**Exercise instructions:**
Output the material exactly, but drop every image it holds.

** start of Items **

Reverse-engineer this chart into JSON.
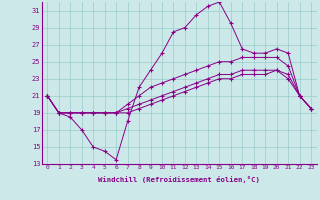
{
  "xlabel": "Windchill (Refroidissement éolien,°C)",
  "bg_color": "#cce8e8",
  "line_color": "#880088",
  "grid_color": "#99cccc",
  "x_min": 0,
  "x_max": 23,
  "y_min": 13,
  "y_max": 32,
  "y_ticks": [
    13,
    15,
    17,
    19,
    21,
    23,
    25,
    27,
    29,
    31
  ],
  "x_ticks": [
    0,
    1,
    2,
    3,
    4,
    5,
    6,
    7,
    8,
    9,
    10,
    11,
    12,
    13,
    14,
    15,
    16,
    17,
    18,
    19,
    20,
    21,
    22,
    23
  ],
  "line1_x": [
    0,
    1,
    2,
    3,
    4,
    5,
    6,
    7,
    8,
    9,
    10,
    11,
    12,
    13,
    14,
    15,
    16,
    17,
    18,
    19,
    20,
    21,
    22,
    23
  ],
  "line1_y": [
    21,
    19,
    18.5,
    17,
    15,
    14.5,
    13.5,
    18,
    22,
    24,
    26,
    28.5,
    29,
    30.5,
    31.5,
    32,
    29.5,
    26.5,
    26,
    26,
    26.5,
    26,
    21,
    19.5
  ],
  "line2_x": [
    0,
    1,
    2,
    3,
    4,
    5,
    6,
    7,
    8,
    9,
    10,
    11,
    12,
    13,
    14,
    15,
    16,
    17,
    18,
    19,
    20,
    21,
    22,
    23
  ],
  "line2_y": [
    21,
    19,
    19,
    19,
    19,
    19,
    19,
    20,
    21,
    22,
    22.5,
    23,
    23.5,
    24,
    24.5,
    25,
    25,
    25.5,
    25.5,
    25.5,
    25.5,
    24.5,
    21,
    19.5
  ],
  "line3_x": [
    0,
    1,
    2,
    3,
    4,
    5,
    6,
    7,
    8,
    9,
    10,
    11,
    12,
    13,
    14,
    15,
    16,
    17,
    18,
    19,
    20,
    21,
    22,
    23
  ],
  "line3_y": [
    21,
    19,
    19,
    19,
    19,
    19,
    19,
    19.5,
    20,
    20.5,
    21,
    21.5,
    22,
    22.5,
    23,
    23.5,
    23.5,
    24,
    24,
    24,
    24,
    23.5,
    21,
    19.5
  ],
  "line4_x": [
    0,
    1,
    2,
    3,
    4,
    5,
    6,
    7,
    8,
    9,
    10,
    11,
    12,
    13,
    14,
    15,
    16,
    17,
    18,
    19,
    20,
    21,
    22,
    23
  ],
  "line4_y": [
    21,
    19,
    19,
    19,
    19,
    19,
    19,
    19,
    19.5,
    20,
    20.5,
    21,
    21.5,
    22,
    22.5,
    23,
    23,
    23.5,
    23.5,
    23.5,
    24,
    23,
    21,
    19.5
  ]
}
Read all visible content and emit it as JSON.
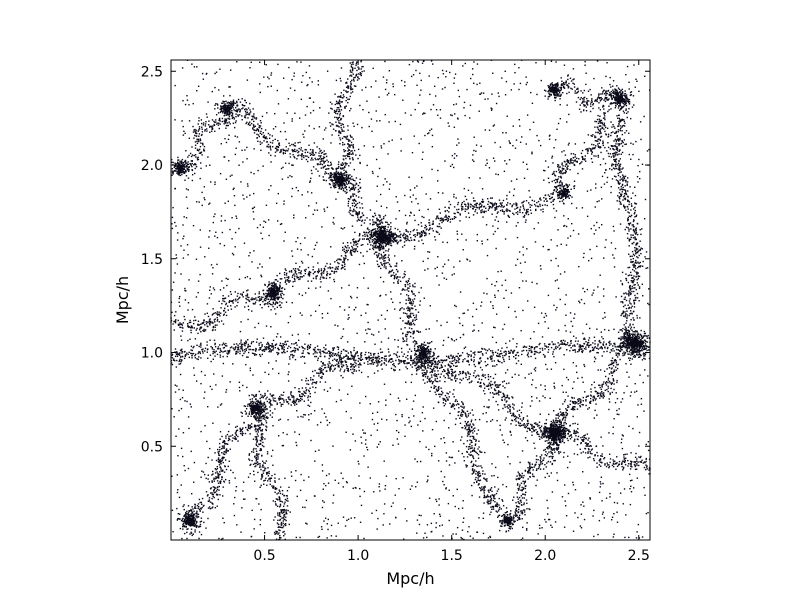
{
  "chart_data": {
    "type": "scatter",
    "title": "",
    "xlabel": "Mpc/h",
    "ylabel": "Mpc/h",
    "xlim": [
      0.0,
      2.56
    ],
    "ylim": [
      0.0,
      2.56
    ],
    "xticks": [
      0.5,
      1.0,
      1.5,
      2.0,
      2.5
    ],
    "yticks": [
      0.5,
      1.0,
      1.5,
      2.0,
      2.5
    ],
    "xtick_labels": [
      "0.5",
      "1.0",
      "1.5",
      "2.0",
      "2.5"
    ],
    "ytick_labels": [
      "0.5",
      "1.0",
      "1.5",
      "2.0",
      "2.5"
    ],
    "grid": false,
    "legend": "none",
    "point_color": "#0a0a19",
    "halos": [
      {
        "x": 1.13,
        "y": 1.62,
        "mass": 1.0
      },
      {
        "x": 2.48,
        "y": 1.05,
        "mass": 1.0
      },
      {
        "x": 2.05,
        "y": 0.57,
        "mass": 1.0
      },
      {
        "x": 0.9,
        "y": 1.92,
        "mass": 0.6
      },
      {
        "x": 0.1,
        "y": 0.1,
        "mass": 0.6
      },
      {
        "x": 0.55,
        "y": 1.32,
        "mass": 0.5
      },
      {
        "x": 0.45,
        "y": 0.7,
        "mass": 0.5
      },
      {
        "x": 2.4,
        "y": 2.35,
        "mass": 0.5
      },
      {
        "x": 2.05,
        "y": 2.4,
        "mass": 0.4
      },
      {
        "x": 0.3,
        "y": 2.3,
        "mass": 0.4
      },
      {
        "x": 1.35,
        "y": 1.0,
        "mass": 0.4
      },
      {
        "x": 0.05,
        "y": 1.98,
        "mass": 0.4
      },
      {
        "x": 2.1,
        "y": 1.85,
        "mass": 0.3
      },
      {
        "x": 1.8,
        "y": 0.1,
        "mass": 0.3
      }
    ],
    "filaments": [
      [
        0.0,
        0.98,
        2.56,
        1.0
      ],
      [
        1.13,
        1.62,
        0.9,
        1.92
      ],
      [
        0.9,
        1.92,
        0.3,
        2.3
      ],
      [
        1.13,
        1.62,
        2.05,
        1.85
      ],
      [
        2.05,
        1.85,
        2.4,
        2.35
      ],
      [
        1.13,
        1.62,
        0.55,
        1.32
      ],
      [
        0.55,
        1.32,
        0.0,
        1.12
      ],
      [
        1.13,
        1.62,
        1.35,
        1.0
      ],
      [
        2.05,
        0.57,
        2.48,
        1.05
      ],
      [
        2.05,
        0.57,
        1.35,
        1.0
      ],
      [
        0.45,
        0.7,
        1.0,
        0.95
      ],
      [
        0.45,
        0.7,
        0.1,
        0.1
      ],
      [
        2.05,
        0.57,
        2.56,
        0.35
      ],
      [
        2.05,
        0.57,
        1.8,
        0.1
      ],
      [
        2.48,
        1.05,
        2.4,
        2.35
      ],
      [
        0.3,
        2.3,
        0.05,
        1.98
      ],
      [
        1.35,
        1.0,
        1.8,
        0.1
      ],
      [
        0.9,
        1.92,
        0.95,
        2.56
      ],
      [
        2.05,
        2.4,
        2.4,
        2.35
      ],
      [
        0.45,
        0.7,
        0.6,
        0.0
      ]
    ]
  }
}
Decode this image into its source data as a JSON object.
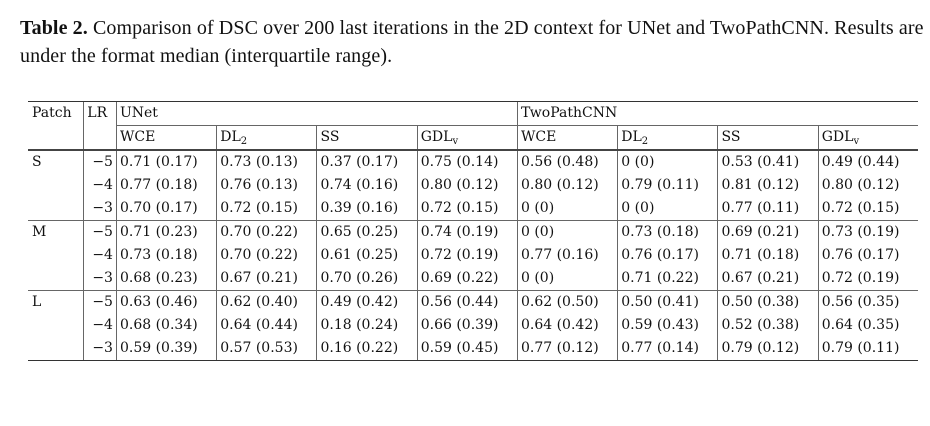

** end of Items **

**Reply:**
Reverse-engineer this chart into JSON.
{
  "xlabel": "Windchill (Refroidissement éolien,°C)",
  "bg_color": "#cce8e8",
  "line_color": "#880088",
  "grid_color": "#99cccc",
  "x_min": 0,
  "x_max": 23,
  "y_min": 13,
  "y_max": 32,
  "y_ticks": [
    13,
    15,
    17,
    19,
    21,
    23,
    25,
    27,
    29,
    31
  ],
  "x_ticks": [
    0,
    1,
    2,
    3,
    4,
    5,
    6,
    7,
    8,
    9,
    10,
    11,
    12,
    13,
    14,
    15,
    16,
    17,
    18,
    19,
    20,
    21,
    22,
    23
  ],
  "line1_x": [
    0,
    1,
    2,
    3,
    4,
    5,
    6,
    7,
    8,
    9,
    10,
    11,
    12,
    13,
    14,
    15,
    16,
    17,
    18,
    19,
    20,
    21,
    22,
    23
  ],
  "line1_y": [
    21,
    19,
    18.5,
    17,
    15,
    14.5,
    13.5,
    18,
    22,
    24,
    26,
    28.5,
    29,
    30.5,
    31.5,
    32,
    29.5,
    26.5,
    26,
    26,
    26.5,
    26,
    21,
    19.5
  ],
  "line2_x": [
    0,
    1,
    2,
    3,
    4,
    5,
    6,
    7,
    8,
    9,
    10,
    11,
    12,
    13,
    14,
    15,
    16,
    17,
    18,
    19,
    20,
    21,
    22,
    23
  ],
  "line2_y": [
    21,
    19,
    19,
    19,
    19,
    19,
    19,
    20,
    21,
    22,
    22.5,
    23,
    23.5,
    24,
    24.5,
    25,
    25,
    25.5,
    25.5,
    25.5,
    25.5,
    24.5,
    21,
    19.5
  ],
  "line3_x": [
    0,
    1,
    2,
    3,
    4,
    5,
    6,
    7,
    8,
    9,
    10,
    11,
    12,
    13,
    14,
    15,
    16,
    17,
    18,
    19,
    20,
    21,
    22,
    23
  ],
  "line3_y": [
    21,
    19,
    19,
    19,
    19,
    19,
    19,
    19.5,
    20,
    20.5,
    21,
    21.5,
    22,
    22.5,
    23,
    23.5,
    23.5,
    24,
    24,
    24,
    24,
    23.5,
    21,
    19.5
  ],
  "line4_x": [
    0,
    1,
    2,
    3,
    4,
    5,
    6,
    7,
    8,
    9,
    10,
    11,
    12,
    13,
    14,
    15,
    16,
    17,
    18,
    19,
    20,
    21,
    22,
    23
  ],
  "line4_y": [
    21,
    19,
    19,
    19,
    19,
    19,
    19,
    19,
    19.5,
    20,
    20.5,
    21,
    21.5,
    22,
    22.5,
    23,
    23,
    23.5,
    23.5,
    23.5,
    24,
    23,
    21,
    19.5
  ]
}
Read all visible content and emit it as JSON.
{
  "chart_data": {
    "type": "scatter",
    "title": "",
    "xlabel": "Mpc/h",
    "ylabel": "Mpc/h",
    "xlim": [
      0.0,
      2.56
    ],
    "ylim": [
      0.0,
      2.56
    ],
    "xticks": [
      0.5,
      1.0,
      1.5,
      2.0,
      2.5
    ],
    "yticks": [
      0.5,
      1.0,
      1.5,
      2.0,
      2.5
    ],
    "xtick_labels": [
      "0.5",
      "1.0",
      "1.5",
      "2.0",
      "2.5"
    ],
    "ytick_labels": [
      "0.5",
      "1.0",
      "1.5",
      "2.0",
      "2.5"
    ],
    "grid": false,
    "legend": "none",
    "point_color": "#0a0a19",
    "halos": [
      {
        "x": 1.13,
        "y": 1.62,
        "mass": 1.0
      },
      {
        "x": 2.48,
        "y": 1.05,
        "mass": 1.0
      },
      {
        "x": 2.05,
        "y": 0.57,
        "mass": 1.0
      },
      {
        "x": 0.9,
        "y": 1.92,
        "mass": 0.6
      },
      {
        "x": 0.1,
        "y": 0.1,
        "mass": 0.6
      },
      {
        "x": 0.55,
        "y": 1.32,
        "mass": 0.5
      },
      {
        "x": 0.45,
        "y": 0.7,
        "mass": 0.5
      },
      {
        "x": 2.4,
        "y": 2.35,
        "mass": 0.5
      },
      {
        "x": 2.05,
        "y": 2.4,
        "mass": 0.4
      },
      {
        "x": 0.3,
        "y": 2.3,
        "mass": 0.4
      },
      {
        "x": 1.35,
        "y": 1.0,
        "mass": 0.4
      },
      {
        "x": 0.05,
        "y": 1.98,
        "mass": 0.4
      },
      {
        "x": 2.1,
        "y": 1.85,
        "mass": 0.3
      },
      {
        "x": 1.8,
        "y": 0.1,
        "mass": 0.3
      }
    ],
    "filaments": [
      [
        0.0,
        0.98,
        2.56,
        1.0
      ],
      [
        1.13,
        1.62,
        0.9,
        1.92
      ],
      [
        0.9,
        1.92,
        0.3,
        2.3
      ],
      [
        1.13,
        1.62,
        2.05,
        1.85
      ],
      [
        2.05,
        1.85,
        2.4,
        2.35
      ],
      [
        1.13,
        1.62,
        0.55,
        1.32
      ],
      [
        0.55,
        1.32,
        0.0,
        1.12
      ],
      [
        1.13,
        1.62,
        1.35,
        1.0
      ],
      [
        2.05,
        0.57,
        2.48,
        1.05
      ],
      [
        2.05,
        0.57,
        1.35,
        1.0
      ],
      [
        0.45,
        0.7,
        1.0,
        0.95
      ],
      [
        0.45,
        0.7,
        0.1,
        0.1
      ],
      [
        2.05,
        0.57,
        2.56,
        0.35
      ],
      [
        2.05,
        0.57,
        1.8,
        0.1
      ],
      [
        2.48,
        1.05,
        2.4,
        2.35
      ],
      [
        0.3,
        2.3,
        0.05,
        1.98
      ],
      [
        1.35,
        1.0,
        1.8,
        0.1
      ],
      [
        0.9,
        1.92,
        0.95,
        2.56
      ],
      [
        2.05,
        2.4,
        2.4,
        2.35
      ],
      [
        0.45,
        0.7,
        0.6,
        0.0
      ]
    ]
  }
}
Decode this image into its source data as a JSON object.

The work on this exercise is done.